Records:
-- start --
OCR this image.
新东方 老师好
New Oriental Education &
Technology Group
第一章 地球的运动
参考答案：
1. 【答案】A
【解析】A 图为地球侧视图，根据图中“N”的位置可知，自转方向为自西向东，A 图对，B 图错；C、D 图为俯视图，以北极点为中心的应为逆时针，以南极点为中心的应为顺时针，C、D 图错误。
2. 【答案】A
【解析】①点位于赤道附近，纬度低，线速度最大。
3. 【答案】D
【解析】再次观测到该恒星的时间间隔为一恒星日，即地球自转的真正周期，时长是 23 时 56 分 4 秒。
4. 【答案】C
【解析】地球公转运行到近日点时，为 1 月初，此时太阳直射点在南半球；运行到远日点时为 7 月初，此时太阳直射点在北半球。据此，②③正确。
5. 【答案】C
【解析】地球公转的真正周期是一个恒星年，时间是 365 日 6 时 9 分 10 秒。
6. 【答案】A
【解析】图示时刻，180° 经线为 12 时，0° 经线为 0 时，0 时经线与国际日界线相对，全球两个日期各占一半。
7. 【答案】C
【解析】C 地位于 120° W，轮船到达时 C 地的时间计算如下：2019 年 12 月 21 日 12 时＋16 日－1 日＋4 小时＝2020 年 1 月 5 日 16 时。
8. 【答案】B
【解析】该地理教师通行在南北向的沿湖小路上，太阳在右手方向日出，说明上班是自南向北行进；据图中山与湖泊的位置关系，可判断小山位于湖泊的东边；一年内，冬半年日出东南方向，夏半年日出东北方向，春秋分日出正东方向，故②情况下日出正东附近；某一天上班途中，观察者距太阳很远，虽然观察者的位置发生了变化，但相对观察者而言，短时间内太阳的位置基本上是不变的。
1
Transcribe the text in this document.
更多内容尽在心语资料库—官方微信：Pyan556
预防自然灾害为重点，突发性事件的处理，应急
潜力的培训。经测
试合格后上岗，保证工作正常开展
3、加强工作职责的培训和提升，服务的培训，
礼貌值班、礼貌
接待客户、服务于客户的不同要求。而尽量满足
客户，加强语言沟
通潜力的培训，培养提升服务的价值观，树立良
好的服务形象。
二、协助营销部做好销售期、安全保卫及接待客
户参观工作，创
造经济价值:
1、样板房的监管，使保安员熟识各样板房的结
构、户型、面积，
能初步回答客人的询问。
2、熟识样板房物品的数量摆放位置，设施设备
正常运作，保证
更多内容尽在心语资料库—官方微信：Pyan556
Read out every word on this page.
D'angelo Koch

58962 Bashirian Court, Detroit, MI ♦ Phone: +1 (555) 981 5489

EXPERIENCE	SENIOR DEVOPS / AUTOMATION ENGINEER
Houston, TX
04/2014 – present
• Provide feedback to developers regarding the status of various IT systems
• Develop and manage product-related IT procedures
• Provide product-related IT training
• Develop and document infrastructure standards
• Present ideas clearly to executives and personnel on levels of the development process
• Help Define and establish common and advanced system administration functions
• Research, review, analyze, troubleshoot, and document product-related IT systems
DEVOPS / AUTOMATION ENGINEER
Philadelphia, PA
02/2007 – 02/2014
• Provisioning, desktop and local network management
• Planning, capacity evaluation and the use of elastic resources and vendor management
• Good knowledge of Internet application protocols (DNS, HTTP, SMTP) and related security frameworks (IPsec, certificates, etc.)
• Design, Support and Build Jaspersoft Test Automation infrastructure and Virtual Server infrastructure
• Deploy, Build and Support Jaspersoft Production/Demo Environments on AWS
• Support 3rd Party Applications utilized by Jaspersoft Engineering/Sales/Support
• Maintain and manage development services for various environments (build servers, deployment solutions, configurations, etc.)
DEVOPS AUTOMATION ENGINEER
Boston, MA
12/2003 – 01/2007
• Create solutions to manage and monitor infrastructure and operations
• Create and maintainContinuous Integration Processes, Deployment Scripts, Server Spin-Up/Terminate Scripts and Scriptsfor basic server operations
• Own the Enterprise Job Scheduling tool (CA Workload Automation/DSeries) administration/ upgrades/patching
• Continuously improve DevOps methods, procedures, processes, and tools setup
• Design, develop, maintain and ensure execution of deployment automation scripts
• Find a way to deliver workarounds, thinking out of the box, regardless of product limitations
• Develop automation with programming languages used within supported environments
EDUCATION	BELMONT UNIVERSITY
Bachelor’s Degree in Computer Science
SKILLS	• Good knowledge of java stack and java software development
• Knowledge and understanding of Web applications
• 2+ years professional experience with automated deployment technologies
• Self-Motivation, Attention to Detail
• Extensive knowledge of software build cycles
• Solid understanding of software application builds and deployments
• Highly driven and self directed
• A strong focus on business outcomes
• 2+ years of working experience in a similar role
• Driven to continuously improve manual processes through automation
-- end --
◆ **Work to do**
From the listing above, return each line with the word "administration".

◆ **Answer to the exercise**
• Help Define and establish common and advanced system administration functions
• Own the Enterprise Job Scheduling tool (CA Workload Automation/DSeries) administration/ upgrades/patching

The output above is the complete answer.